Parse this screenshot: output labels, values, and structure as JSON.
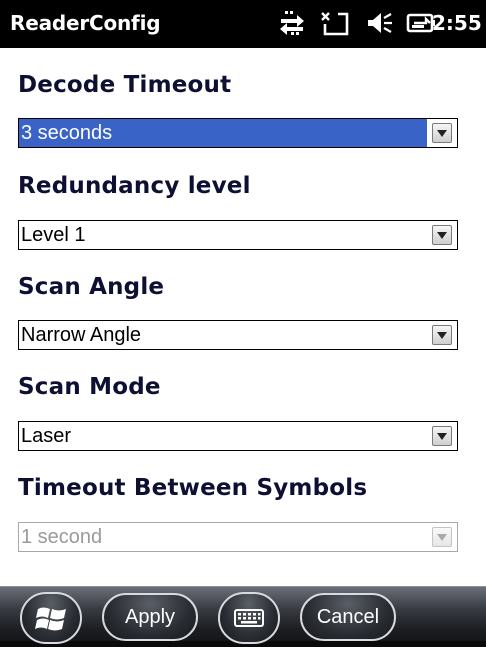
{
  "titlebar": {
    "app_title": "ReaderConfig",
    "time": "2:55",
    "status_icons": [
      "data-connection-icon",
      "no-signal-icon",
      "volume-muted-icon",
      "battery-charging-icon"
    ]
  },
  "fields": [
    {
      "label": "Decode Timeout",
      "value": "3 seconds",
      "state": "selected"
    },
    {
      "label": "Redundancy level",
      "value": "Level 1",
      "state": "normal"
    },
    {
      "label": "Scan Angle",
      "value": "Narrow Angle",
      "state": "normal"
    },
    {
      "label": "Scan Mode",
      "value": "Laser",
      "state": "normal"
    },
    {
      "label": "Timeout Between Symbols",
      "value": "1 second",
      "state": "disabled"
    }
  ],
  "softkeys": {
    "start_icon": "windows-start-icon",
    "apply_label": "Apply",
    "keyboard_icon": "keyboard-icon",
    "cancel_label": "Cancel"
  },
  "colors": {
    "label_text": "#0d0f33",
    "selection": "#3a63c8",
    "titlebar": "#000000"
  }
}
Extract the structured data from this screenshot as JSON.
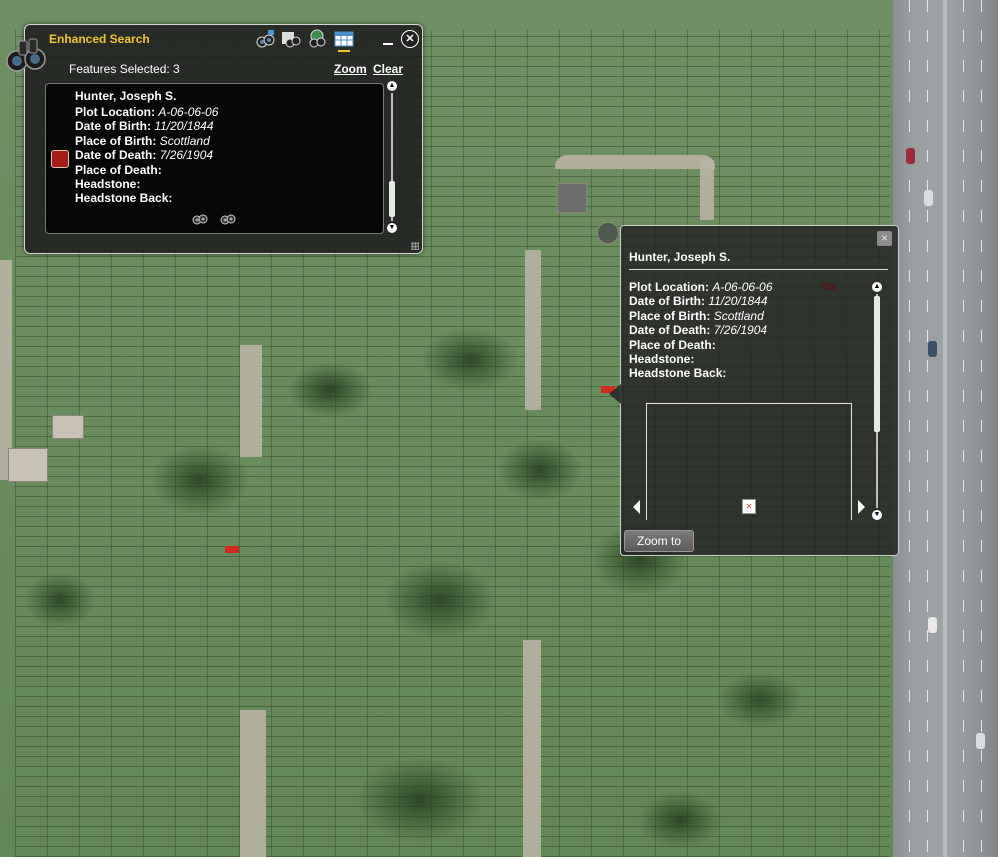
{
  "search_panel": {
    "title": "Enhanced Search",
    "features_selected": "Features Selected: 3",
    "zoom_label": "Zoom",
    "clear_label": "Clear",
    "tools": [
      "search-by-graphic-icon",
      "search-by-attribute-icon",
      "search-by-spatial-icon",
      "results-table-icon"
    ],
    "result": {
      "name": "Hunter, Joseph S.",
      "swatch_color": "#a51d14",
      "attributes": [
        {
          "label": "Plot Location:",
          "value": "A-06-06-06"
        },
        {
          "label": "Date of Birth:",
          "value": "11/20/1844"
        },
        {
          "label": "Place of Birth:",
          "value": "Scottland"
        },
        {
          "label": "Date of Death:",
          "value": "7/26/1904"
        },
        {
          "label": "Place of Death:",
          "value": ""
        },
        {
          "label": "Headstone:",
          "value": ""
        },
        {
          "label": "Headstone Back:",
          "value": ""
        }
      ]
    }
  },
  "popup": {
    "title": "Hunter, Joseph S.",
    "close_glyph": "×",
    "attributes": [
      {
        "label": "Plot Location:",
        "value": "A-06-06-06"
      },
      {
        "label": "Date of Birth:",
        "value": "11/20/1844"
      },
      {
        "label": "Place of Birth:",
        "value": "Scottland"
      },
      {
        "label": "Date of Death:",
        "value": "7/26/1904"
      },
      {
        "label": "Place of Death:",
        "value": ""
      },
      {
        "label": "Headstone:",
        "value": ""
      },
      {
        "label": "Headstone Back:",
        "value": ""
      }
    ],
    "zoom_to_label": "Zoom to"
  },
  "colors": {
    "accent_title": "#f3c52b",
    "highlight_plot": "#d2281e"
  }
}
• • • •
• **Task goal**: Within the listing above, work out how many lines contain the string "Back", and reply with that number only.

• **Answer to the exercise**: 2